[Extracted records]
— Start —

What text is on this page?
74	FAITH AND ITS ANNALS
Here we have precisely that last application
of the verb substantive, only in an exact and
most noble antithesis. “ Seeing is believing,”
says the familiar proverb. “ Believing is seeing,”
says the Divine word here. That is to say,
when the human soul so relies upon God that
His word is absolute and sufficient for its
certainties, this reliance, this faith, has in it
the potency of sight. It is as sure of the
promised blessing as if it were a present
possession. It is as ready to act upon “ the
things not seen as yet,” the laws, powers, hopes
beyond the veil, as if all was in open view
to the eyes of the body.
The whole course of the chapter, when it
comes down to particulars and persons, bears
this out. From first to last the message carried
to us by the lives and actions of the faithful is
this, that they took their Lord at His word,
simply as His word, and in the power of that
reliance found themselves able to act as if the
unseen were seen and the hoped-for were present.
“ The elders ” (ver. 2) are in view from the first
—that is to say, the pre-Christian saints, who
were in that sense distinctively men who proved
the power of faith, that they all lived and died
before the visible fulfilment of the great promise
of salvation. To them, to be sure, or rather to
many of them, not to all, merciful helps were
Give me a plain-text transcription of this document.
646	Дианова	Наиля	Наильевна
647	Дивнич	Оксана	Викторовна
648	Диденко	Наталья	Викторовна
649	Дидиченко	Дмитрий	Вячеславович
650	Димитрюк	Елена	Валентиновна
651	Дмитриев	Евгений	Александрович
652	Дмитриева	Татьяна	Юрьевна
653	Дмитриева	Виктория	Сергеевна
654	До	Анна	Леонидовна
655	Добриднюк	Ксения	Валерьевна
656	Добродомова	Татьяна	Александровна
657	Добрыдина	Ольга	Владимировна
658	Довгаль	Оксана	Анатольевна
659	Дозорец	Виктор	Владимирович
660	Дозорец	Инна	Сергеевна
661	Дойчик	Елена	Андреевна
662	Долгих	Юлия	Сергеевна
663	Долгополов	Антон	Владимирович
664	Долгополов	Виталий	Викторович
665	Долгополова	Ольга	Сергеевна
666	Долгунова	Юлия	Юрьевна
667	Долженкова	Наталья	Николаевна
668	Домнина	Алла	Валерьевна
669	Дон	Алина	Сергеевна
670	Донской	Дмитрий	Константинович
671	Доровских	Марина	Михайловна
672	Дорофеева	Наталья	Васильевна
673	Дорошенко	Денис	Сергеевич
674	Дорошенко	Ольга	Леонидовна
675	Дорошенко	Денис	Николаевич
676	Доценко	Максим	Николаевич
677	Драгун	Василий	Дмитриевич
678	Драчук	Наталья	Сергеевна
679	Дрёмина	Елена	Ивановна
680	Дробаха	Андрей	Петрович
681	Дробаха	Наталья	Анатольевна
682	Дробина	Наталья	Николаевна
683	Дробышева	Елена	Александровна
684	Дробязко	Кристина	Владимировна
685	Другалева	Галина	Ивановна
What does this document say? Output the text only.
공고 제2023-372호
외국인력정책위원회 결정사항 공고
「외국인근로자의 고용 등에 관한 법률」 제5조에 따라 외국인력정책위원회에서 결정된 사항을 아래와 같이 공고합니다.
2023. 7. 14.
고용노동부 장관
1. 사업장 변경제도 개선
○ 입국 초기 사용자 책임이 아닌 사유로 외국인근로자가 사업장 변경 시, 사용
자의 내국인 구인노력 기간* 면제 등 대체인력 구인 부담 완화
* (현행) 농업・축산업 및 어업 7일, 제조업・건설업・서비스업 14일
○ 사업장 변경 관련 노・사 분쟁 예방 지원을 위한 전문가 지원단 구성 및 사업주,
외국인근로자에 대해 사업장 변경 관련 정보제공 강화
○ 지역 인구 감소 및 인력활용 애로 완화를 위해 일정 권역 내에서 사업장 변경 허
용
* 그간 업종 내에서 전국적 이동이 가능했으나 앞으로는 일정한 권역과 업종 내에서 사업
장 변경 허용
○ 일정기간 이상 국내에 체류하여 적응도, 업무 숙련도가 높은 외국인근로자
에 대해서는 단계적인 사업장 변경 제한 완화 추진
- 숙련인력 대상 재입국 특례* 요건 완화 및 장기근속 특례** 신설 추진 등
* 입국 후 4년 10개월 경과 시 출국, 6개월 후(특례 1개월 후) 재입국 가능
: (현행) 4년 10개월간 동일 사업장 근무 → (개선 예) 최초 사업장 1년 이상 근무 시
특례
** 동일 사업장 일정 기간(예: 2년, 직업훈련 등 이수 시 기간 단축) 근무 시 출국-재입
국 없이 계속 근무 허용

— End —

### [JOB]
Among the lines above, count those containing the word "Елена" and give nothing but the result.

### [FINISHED ANSWER]
4